* _Work to do_
Please reproduce the following lines word for word, without changing anything.

════

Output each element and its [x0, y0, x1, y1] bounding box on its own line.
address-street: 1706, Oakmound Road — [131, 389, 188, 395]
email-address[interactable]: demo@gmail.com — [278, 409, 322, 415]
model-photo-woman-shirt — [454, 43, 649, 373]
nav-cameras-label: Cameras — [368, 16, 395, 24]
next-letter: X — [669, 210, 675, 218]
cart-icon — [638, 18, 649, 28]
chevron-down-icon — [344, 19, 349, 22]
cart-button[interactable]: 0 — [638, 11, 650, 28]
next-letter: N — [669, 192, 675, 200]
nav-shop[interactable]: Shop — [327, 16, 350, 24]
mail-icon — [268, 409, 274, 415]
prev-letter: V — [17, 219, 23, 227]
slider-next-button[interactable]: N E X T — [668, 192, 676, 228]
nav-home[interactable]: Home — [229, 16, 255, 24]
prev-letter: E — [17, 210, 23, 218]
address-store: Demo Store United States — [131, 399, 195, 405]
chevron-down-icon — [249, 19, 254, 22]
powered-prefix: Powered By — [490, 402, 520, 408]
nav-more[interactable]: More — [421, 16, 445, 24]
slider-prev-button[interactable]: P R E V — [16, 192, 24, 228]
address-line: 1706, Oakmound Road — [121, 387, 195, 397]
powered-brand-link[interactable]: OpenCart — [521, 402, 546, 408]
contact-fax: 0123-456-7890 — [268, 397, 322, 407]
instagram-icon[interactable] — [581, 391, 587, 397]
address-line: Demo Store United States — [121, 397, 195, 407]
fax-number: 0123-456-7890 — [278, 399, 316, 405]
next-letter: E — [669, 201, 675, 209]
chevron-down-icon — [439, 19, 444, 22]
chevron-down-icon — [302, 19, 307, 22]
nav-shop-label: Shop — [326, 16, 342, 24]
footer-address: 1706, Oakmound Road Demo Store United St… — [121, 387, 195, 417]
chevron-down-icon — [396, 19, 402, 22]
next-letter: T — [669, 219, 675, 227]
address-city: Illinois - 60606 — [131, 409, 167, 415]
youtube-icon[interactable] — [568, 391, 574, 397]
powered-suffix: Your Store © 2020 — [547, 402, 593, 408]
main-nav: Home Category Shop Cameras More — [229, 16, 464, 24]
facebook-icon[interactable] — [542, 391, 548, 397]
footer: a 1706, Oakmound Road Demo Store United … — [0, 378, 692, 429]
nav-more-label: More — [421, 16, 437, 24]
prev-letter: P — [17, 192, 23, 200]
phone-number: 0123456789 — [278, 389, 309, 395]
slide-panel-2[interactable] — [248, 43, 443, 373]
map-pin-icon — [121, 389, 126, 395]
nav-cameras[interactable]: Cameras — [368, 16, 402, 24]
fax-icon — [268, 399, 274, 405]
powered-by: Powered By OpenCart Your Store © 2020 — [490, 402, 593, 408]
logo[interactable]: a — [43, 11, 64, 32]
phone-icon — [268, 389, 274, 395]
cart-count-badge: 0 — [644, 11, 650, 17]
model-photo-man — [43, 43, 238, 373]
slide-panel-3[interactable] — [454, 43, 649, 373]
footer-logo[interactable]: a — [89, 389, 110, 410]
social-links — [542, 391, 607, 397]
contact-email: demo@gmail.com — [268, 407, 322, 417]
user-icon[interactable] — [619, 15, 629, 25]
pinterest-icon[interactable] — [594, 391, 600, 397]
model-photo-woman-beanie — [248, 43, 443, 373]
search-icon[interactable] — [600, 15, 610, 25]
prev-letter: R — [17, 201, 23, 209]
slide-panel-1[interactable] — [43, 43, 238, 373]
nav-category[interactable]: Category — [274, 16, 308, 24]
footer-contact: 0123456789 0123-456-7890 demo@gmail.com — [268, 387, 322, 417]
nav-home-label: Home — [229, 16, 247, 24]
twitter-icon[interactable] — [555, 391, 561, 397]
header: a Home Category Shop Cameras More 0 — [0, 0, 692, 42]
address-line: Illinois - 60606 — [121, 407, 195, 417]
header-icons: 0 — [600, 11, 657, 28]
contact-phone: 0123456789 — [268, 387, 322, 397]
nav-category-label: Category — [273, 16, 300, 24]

════

* _Result below_
Output each element and its [x0, y0, x1, y1] bounding box on its own line.
address-street: 1706, Oakmound Road — [131, 389, 188, 395]
email-address[interactable]: demo@gmail.com — [278, 409, 322, 415]
model-photo-woman-shirt — [454, 43, 649, 373]
nav-cameras-label: Cameras — [368, 16, 395, 24]
next-letter: X — [669, 210, 675, 218]
cart-icon — [638, 18, 649, 28]
chevron-down-icon — [344, 19, 349, 22]
cart-button[interactable]: 0 — [638, 11, 650, 28]
next-letter: N — [669, 192, 675, 200]
nav-shop[interactable]: Shop — [327, 16, 350, 24]
mail-icon — [268, 409, 274, 415]
prev-letter: V — [17, 219, 23, 227]
slider-next-button[interactable]: N E X T — [668, 192, 676, 228]
nav-home[interactable]: Home — [229, 16, 255, 24]
prev-letter: E — [17, 210, 23, 218]
address-store: Demo Store United States — [131, 399, 195, 405]
chevron-down-icon — [249, 19, 254, 22]
powered-prefix: Powered By — [490, 402, 520, 408]
nav-more[interactable]: More — [421, 16, 445, 24]
slider-prev-button[interactable]: P R E V — [16, 192, 24, 228]
address-line: 1706, Oakmound Road — [121, 387, 195, 397]
powered-brand-link[interactable]: OpenCart — [521, 402, 546, 408]
contact-fax: 0123-456-7890 — [268, 397, 322, 407]
instagram-icon[interactable] — [581, 391, 587, 397]
address-line: Demo Store United States — [121, 397, 195, 407]
fax-number: 0123-456-7890 — [278, 399, 316, 405]
next-letter: E — [669, 201, 675, 209]
chevron-down-icon — [439, 19, 444, 22]
chevron-down-icon — [302, 19, 307, 22]
nav-shop-label: Shop — [326, 16, 342, 24]
footer-address: 1706, Oakmound Road Demo Store United St… — [121, 387, 195, 417]
chevron-down-icon — [396, 19, 402, 22]
next-letter: T — [669, 219, 675, 227]
address-city: Illinois - 60606 — [131, 409, 167, 415]
youtube-icon[interactable] — [568, 391, 574, 397]
powered-suffix: Your Store © 2020 — [547, 402, 593, 408]
main-nav: Home Category Shop Cameras More — [229, 16, 464, 24]
facebook-icon[interactable] — [542, 391, 548, 397]
footer: a 1706, Oakmound Road Demo Store United … — [0, 378, 692, 429]
nav-more-label: More — [421, 16, 437, 24]
prev-letter: P — [17, 192, 23, 200]
phone-number: 0123456789 — [278, 389, 309, 395]
slide-panel-2[interactable] — [248, 43, 443, 373]
map-pin-icon — [121, 389, 126, 395]
nav-cameras[interactable]: Cameras — [368, 16, 402, 24]
fax-icon — [268, 399, 274, 405]
powered-by: Powered By OpenCart Your Store © 2020 — [490, 402, 593, 408]
logo[interactable]: a — [43, 11, 64, 32]
phone-icon — [268, 389, 274, 395]
cart-count-badge: 0 — [644, 11, 650, 17]
model-photo-man — [43, 43, 238, 373]
slide-panel-3[interactable] — [454, 43, 649, 373]
footer-logo[interactable]: a — [89, 389, 110, 410]
social-links — [542, 391, 607, 397]
contact-email: demo@gmail.com — [268, 407, 322, 417]
user-icon[interactable] — [619, 15, 629, 25]
pinterest-icon[interactable] — [594, 391, 600, 397]
model-photo-woman-beanie — [248, 43, 443, 373]
search-icon[interactable] — [600, 15, 610, 25]
prev-letter: R — [17, 201, 23, 209]
slide-panel-1[interactable] — [43, 43, 238, 373]
nav-category[interactable]: Category — [274, 16, 308, 24]
footer-contact: 0123456789 0123-456-7890 demo@gmail.com — [268, 387, 322, 417]
nav-home-label: Home — [229, 16, 247, 24]
twitter-icon[interactable] — [555, 391, 561, 397]
header: a Home Category Shop Cameras More 0 — [0, 0, 692, 42]
address-line: Illinois - 60606 — [121, 407, 195, 417]
header-icons: 0 — [600, 11, 657, 28]
contact-phone: 0123456789 — [268, 387, 322, 397]
nav-category-label: Category — [273, 16, 300, 24]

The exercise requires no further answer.